* _Task requirements_: Return each line that holds the word "Elements".

* _Stored data_:
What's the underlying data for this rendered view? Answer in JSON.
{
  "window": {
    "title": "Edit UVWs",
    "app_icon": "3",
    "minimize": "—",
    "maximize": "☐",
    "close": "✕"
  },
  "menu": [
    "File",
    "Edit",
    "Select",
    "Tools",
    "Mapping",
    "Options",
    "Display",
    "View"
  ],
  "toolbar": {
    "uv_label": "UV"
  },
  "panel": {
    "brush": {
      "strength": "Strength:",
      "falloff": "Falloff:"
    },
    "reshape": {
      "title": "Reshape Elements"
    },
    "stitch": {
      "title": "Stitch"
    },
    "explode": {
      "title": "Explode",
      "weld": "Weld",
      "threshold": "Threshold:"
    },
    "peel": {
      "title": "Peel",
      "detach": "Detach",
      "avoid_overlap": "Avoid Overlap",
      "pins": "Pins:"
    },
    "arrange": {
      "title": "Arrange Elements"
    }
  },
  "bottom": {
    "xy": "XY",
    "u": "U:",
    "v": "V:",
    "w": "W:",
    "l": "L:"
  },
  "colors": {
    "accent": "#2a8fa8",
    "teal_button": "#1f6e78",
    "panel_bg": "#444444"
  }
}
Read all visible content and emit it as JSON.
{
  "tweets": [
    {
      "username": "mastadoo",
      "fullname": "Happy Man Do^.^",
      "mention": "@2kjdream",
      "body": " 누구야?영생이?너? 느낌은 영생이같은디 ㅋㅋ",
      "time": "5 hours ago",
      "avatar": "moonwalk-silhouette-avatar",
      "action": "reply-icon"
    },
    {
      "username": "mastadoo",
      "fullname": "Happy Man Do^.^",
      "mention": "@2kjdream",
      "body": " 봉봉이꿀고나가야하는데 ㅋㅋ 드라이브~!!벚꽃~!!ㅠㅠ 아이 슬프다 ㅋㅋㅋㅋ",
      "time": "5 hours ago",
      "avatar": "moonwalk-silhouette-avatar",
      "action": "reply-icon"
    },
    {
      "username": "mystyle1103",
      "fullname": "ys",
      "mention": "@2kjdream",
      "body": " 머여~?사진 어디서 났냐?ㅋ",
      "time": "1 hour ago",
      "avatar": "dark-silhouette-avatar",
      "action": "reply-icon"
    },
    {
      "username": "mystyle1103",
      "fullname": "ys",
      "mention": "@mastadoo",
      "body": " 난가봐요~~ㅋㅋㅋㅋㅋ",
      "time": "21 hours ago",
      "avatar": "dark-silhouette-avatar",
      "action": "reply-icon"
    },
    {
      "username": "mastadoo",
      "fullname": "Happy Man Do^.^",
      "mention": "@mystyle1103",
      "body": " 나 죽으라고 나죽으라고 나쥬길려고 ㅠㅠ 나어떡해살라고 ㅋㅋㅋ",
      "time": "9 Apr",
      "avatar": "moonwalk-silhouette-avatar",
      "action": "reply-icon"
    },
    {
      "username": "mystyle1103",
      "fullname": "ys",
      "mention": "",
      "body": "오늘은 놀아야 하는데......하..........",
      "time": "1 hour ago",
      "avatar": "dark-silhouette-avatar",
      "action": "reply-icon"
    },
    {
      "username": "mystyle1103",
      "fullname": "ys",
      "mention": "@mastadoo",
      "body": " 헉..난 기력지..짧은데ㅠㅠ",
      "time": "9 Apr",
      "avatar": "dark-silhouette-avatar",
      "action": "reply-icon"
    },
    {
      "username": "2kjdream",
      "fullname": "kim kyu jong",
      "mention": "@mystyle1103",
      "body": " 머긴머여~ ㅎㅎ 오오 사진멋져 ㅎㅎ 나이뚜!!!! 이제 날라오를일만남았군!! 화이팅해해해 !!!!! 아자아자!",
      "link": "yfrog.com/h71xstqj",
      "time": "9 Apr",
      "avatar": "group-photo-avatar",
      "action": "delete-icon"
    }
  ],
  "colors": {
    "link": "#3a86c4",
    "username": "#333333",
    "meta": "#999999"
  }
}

* _Reply_:
      "title": "Reshape Elements"
      "title": "Arrange Elements"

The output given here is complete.